--- Begin TASK MATERIAL ---

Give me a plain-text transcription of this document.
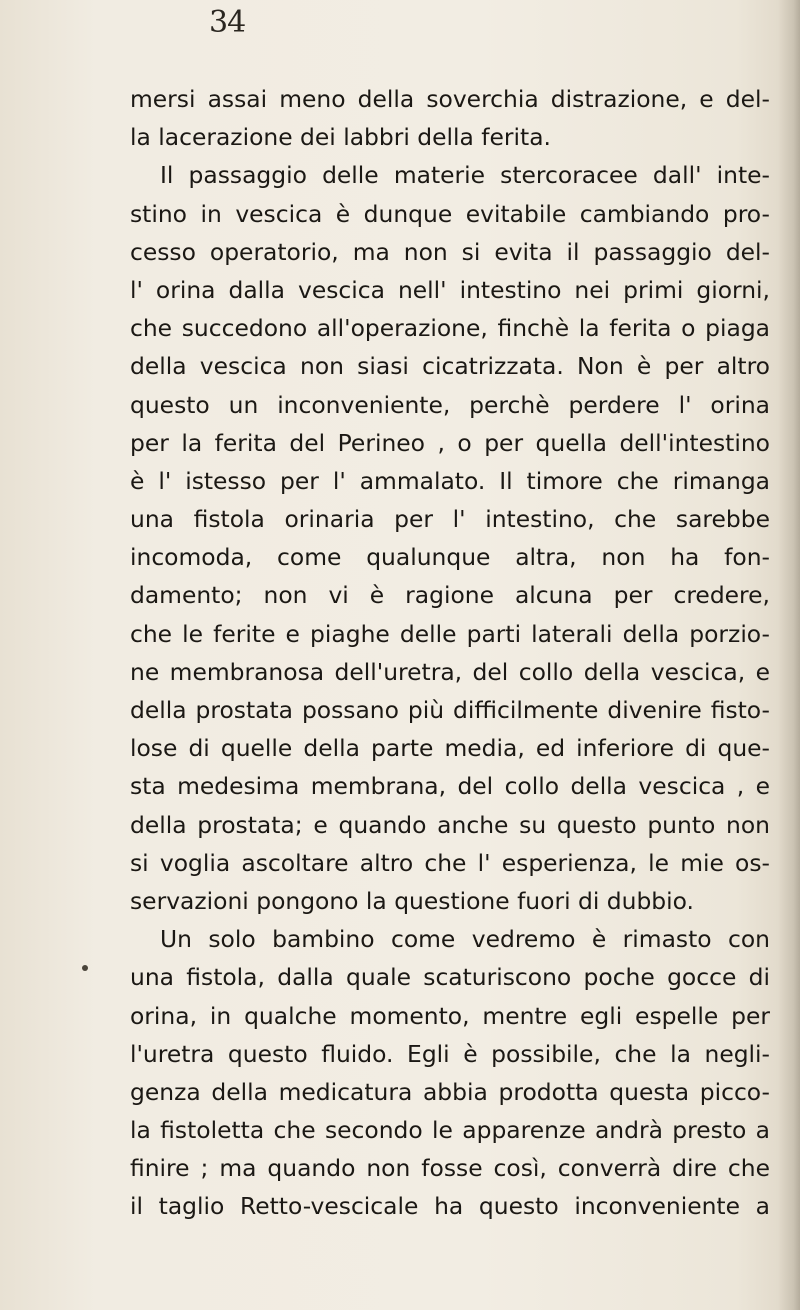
34

mersi assai meno della soverchia distrazione, e del-
la lacerazione dei labbri della ferita.
Il passaggio delle materie stercoracee dall' inte-
stino in vescica è dunque evitabile cambiando pro-
cesso operatorio, ma non si evita il passaggio del-
l' orina dalla vescica nell' intestino nei primi giorni,
che succedono all'operazione, finchè la ferita o piaga
della vescica non siasi cicatrizzata. Non è per altro
questo un inconveniente, perchè perdere l' orina
per la ferita del Perineo , o per quella dell'intestino
è l' istesso per l' ammalato. Il timore che rimanga
una fistola orinaria per l' intestino, che sarebbe
incomoda, come qualunque altra, non ha fon-
damento; non vi è ragione alcuna per credere,
che le ferite e piaghe delle parti laterali della porzio-
ne membranosa dell'uretra, del collo della vescica, e
della prostata possano più difficilmente divenire fisto-
lose di quelle della parte media, ed inferiore di que-
sta medesima membrana, del collo della vescica , e
della prostata; e quando anche su questo punto non
si voglia ascoltare altro che l' esperienza, le mie os-
servazioni pongono la questione fuori di dubbio.
Un solo bambino come vedremo è rimasto con
una fistola, dalla quale scaturiscono poche gocce di
orina, in qualche momento, mentre egli espelle per
l'uretra questo fluido. Egli è possibile, che la negli-
genza della medicatura abbia prodotta questa picco-
la fistoletta che secondo le apparenze andrà presto a
finire ; ma quando non fosse così, converrà dire che
il taglio Retto-vescicale ha questo inconveniente a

--- End TASK MATERIAL ---

Make a list of all lines in the data that contain "altro".

della vescica non siasi cicatrizzata. Non è per altro
si voglia ascoltare altro che l' esperienza, le mie os-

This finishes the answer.